TASK DESCRIPTION:
The Frank Zappa column below describes "Many Zappas inside one frame." List each of those Zappas as the column names them.

EXCERPT:
^^^^
Pick
of the Week #12
Frank
Zappa: Jazz From Hell
—————-
By Beppe Colli
Feb.
28, 2021
Once
in a while, I think about Frank Zappa. Of course, this particularly happens on
the days when I wonder about the best way to present his music to those who are
curious to know more, but have no real idea about its peculiarities, nor the
times when it all happened. It goes without saying that most people find the
notion that "this kind of music" could fill stadiums quite hard to
believe. Nor they regard the circumstance that music magazines used to put
Frank Zappa on their covers in order to sell more (I clearly remember a few
magazines that used his image for their first published issue) as something plausible.
There’s
Zappa, the guitar player. Zappa, the polemicist. Zappa, the composer of
"serious" music. Zappa, the writer of songs that today nobody would
dare putting on the air. Many Zappas inside one frame.
I
have to confess that lately, when thinking about the name Zappa, I feel a
profound sense of discomfort. This is the main reason I don’t get as often as
in the past near the portion of my cupboard where Zappa’s LPs can be found
(just in case you’re curious: it’s the one in the middle of the section nearer
to the back wall).
I
have to admit that, by process of association, there’s a sci-fi short story
that lately comes to my mind when I think of Zappa. I don’t remember the title
of the story, nor the name of the writer, but it goes like this.
A
rich man goes hunting on a faraway planet. Having found a giant animal he wants
to shoot, he fires from afar with a… space rifle. The animal collapses. And
so the space hunter comes near, to shoot the usual picture. It’s at this moment
that the parasites that lived on the thick skin of the enormous animal – which
are quite similar to very large lobsters – attack him, cutting its oxygen tube,
then his space suit, and start devouring his warm body, later taking the
carcass up a hill, to chew later.
Okay,
the metaphor doesn’t work, the meaning is all over the place, but lately I
associate the death of the enormous animal and the parasites’ escaping with the
death of Zappa and those quite mysterious feuds among his sons, a battalion of
lawyers draining their father’s money, with harsh words printed in such
magazines as Billboard and Variety.
^^^^
DATA:
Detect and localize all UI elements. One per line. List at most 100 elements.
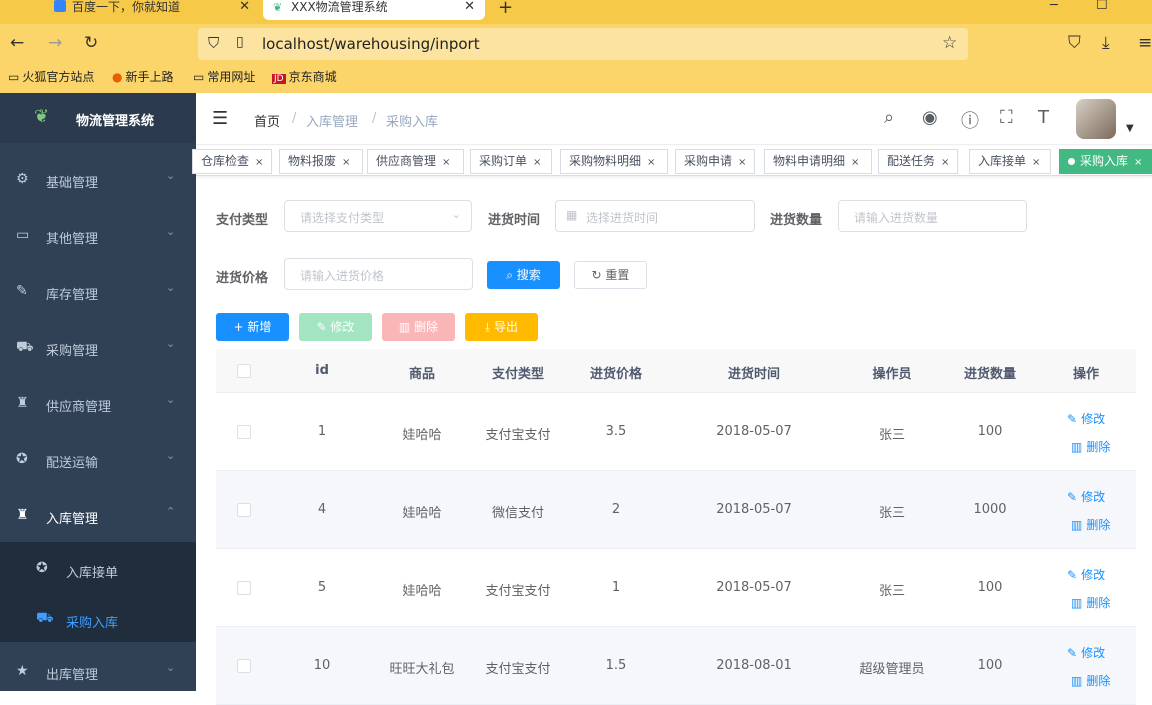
^^^^
CORRECT ANSWER:
- The guitar player
- The polemicist
- The composer of "serious" music
- The writer of songs that today nobody would dare putting on the air